TASK OBJECTIVE: Reproduce word for word the portion of the forum thread on using mbasic.facebook.com that begins with "Only downside I" and runs through "agree with that.".

PAGE EXTRACT:
Consider using `mbasic.facebook.com`

wvffle commented 2 years ago

Facebook is a heavy beast. You guys use puppeteer and wait a random timeout before scrolling down. This seems to be slow AF.

mbasic.facebook.com does not use any js files, it's simply a html page that could be parsed. No need for loading all of the images and videos while scrolling.

You can easily find posts with #m_group_stories_container > section > article selector.
Next page link can be found with #m_group_stories_container > section + div > a.

Also it would make implementing of #15 much easier.

Only downside I can see, is one additional request per post to get an url of full size image.

kaanyagci commented 2 years ago

Thank you @wvffle for your feedback! This is a very good point!

For the random timeout on scroll, the reason for that is to act like a human and to avoid the bot detection of Facebook. That being said it's slow AF as you've mentioned. I'm completely agree with that.
There was an other reason for the use of the desktop site, our older versions were using the mobile site. I think @iMrDJAi can give more information on it.

But if we can achieve all that we want to do, we can use this url. What do you think @iMrDJAi ?

iMrDJAi commented 2 years ago

TL;DR: We can use both!

@wvffle Thanks for the feedback.

First, we don't use a timeout at all! In fact the scraper at first waits for the page to be ready then scrolls down infinitely to load posts, it stops when no more of them are available and it continues once new ones are fetched.

Facebook has a strict rate limit for the desktop website, as a result this will affect the scraping speed, btw you can speed it up by authenticating since the userless mode has much worse rate limits, however the problem will always remains.

The reason why we used the desktop website at the first place was the content quality, it provides a higher images/videos resolution and more data compared by its other versions, you should take a look on this pull request to understand what I'm talking about https://github.com/Makepad-fr/fbjs/pull/55.

RECORDS SHOWN:
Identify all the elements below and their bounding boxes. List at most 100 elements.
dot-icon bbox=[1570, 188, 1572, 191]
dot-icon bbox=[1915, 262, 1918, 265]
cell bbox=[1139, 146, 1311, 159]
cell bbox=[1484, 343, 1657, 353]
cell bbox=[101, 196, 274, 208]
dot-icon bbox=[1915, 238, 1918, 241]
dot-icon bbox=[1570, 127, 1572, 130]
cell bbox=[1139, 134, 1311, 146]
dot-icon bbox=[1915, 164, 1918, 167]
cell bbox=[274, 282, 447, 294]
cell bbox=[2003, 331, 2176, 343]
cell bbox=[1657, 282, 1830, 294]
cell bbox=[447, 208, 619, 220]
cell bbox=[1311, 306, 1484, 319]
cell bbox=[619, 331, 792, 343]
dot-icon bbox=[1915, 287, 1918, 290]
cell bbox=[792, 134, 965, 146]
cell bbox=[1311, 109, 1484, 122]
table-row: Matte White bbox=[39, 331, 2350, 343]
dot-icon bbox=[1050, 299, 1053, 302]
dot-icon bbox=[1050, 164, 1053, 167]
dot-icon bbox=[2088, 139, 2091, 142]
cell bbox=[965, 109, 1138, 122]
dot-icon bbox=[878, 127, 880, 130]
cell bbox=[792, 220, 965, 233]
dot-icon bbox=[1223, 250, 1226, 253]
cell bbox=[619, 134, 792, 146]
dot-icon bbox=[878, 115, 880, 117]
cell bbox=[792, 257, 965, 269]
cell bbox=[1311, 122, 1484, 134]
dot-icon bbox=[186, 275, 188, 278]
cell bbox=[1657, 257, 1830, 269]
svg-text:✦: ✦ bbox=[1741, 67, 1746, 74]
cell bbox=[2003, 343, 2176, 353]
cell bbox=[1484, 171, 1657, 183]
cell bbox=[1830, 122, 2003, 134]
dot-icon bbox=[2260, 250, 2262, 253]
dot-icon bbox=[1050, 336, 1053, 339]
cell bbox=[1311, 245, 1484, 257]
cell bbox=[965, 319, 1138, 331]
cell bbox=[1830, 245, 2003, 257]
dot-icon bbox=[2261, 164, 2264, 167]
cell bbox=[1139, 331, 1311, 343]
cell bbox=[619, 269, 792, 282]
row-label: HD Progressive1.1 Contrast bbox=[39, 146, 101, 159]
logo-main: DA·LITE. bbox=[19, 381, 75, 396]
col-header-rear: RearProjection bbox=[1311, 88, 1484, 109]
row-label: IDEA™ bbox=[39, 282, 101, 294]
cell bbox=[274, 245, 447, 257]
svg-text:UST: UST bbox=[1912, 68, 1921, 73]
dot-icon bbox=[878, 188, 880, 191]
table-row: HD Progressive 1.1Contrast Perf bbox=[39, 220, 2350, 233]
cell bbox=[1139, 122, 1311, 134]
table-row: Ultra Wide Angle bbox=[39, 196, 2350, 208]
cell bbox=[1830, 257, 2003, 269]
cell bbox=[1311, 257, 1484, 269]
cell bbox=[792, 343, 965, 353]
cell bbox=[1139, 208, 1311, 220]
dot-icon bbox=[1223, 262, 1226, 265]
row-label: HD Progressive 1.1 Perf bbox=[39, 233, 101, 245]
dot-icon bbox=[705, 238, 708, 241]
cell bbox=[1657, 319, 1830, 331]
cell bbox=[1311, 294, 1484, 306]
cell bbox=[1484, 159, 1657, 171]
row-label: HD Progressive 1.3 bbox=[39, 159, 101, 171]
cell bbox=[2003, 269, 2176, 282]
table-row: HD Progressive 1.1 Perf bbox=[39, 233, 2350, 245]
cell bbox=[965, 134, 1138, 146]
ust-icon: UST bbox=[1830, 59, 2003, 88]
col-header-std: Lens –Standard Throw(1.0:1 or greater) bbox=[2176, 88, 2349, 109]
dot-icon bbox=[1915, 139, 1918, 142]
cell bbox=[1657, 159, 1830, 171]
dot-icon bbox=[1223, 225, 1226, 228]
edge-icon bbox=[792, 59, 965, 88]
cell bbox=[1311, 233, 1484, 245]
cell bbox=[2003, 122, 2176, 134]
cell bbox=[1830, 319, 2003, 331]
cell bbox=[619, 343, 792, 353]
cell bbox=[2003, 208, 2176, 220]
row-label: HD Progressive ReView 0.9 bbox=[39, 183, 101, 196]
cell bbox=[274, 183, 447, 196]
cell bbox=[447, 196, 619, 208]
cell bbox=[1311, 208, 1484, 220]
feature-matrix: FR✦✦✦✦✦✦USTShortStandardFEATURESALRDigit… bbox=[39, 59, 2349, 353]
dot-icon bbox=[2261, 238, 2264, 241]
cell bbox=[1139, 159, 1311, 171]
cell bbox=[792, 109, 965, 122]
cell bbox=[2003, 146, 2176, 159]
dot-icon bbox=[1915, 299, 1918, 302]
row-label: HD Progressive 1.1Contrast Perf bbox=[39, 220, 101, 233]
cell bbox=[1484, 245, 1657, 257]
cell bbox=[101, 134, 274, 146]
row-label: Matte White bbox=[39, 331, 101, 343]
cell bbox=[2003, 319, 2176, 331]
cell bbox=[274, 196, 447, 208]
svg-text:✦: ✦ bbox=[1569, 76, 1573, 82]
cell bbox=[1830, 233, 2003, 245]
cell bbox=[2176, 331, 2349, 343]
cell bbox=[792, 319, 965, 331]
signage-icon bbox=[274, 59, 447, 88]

RESULT OF THE TASK:
Only downside I can see, is one additional request per post to get an url of full size image.

kaanyagci commented 2 years ago

Thank you @wvffle for your feedback! This is a very good point!

For the random timeout on scroll, the reason for that is to act like a human and to avoid the bot detection of Facebook. That being said it's slow AF as you've mentioned. I'm completely agree with that.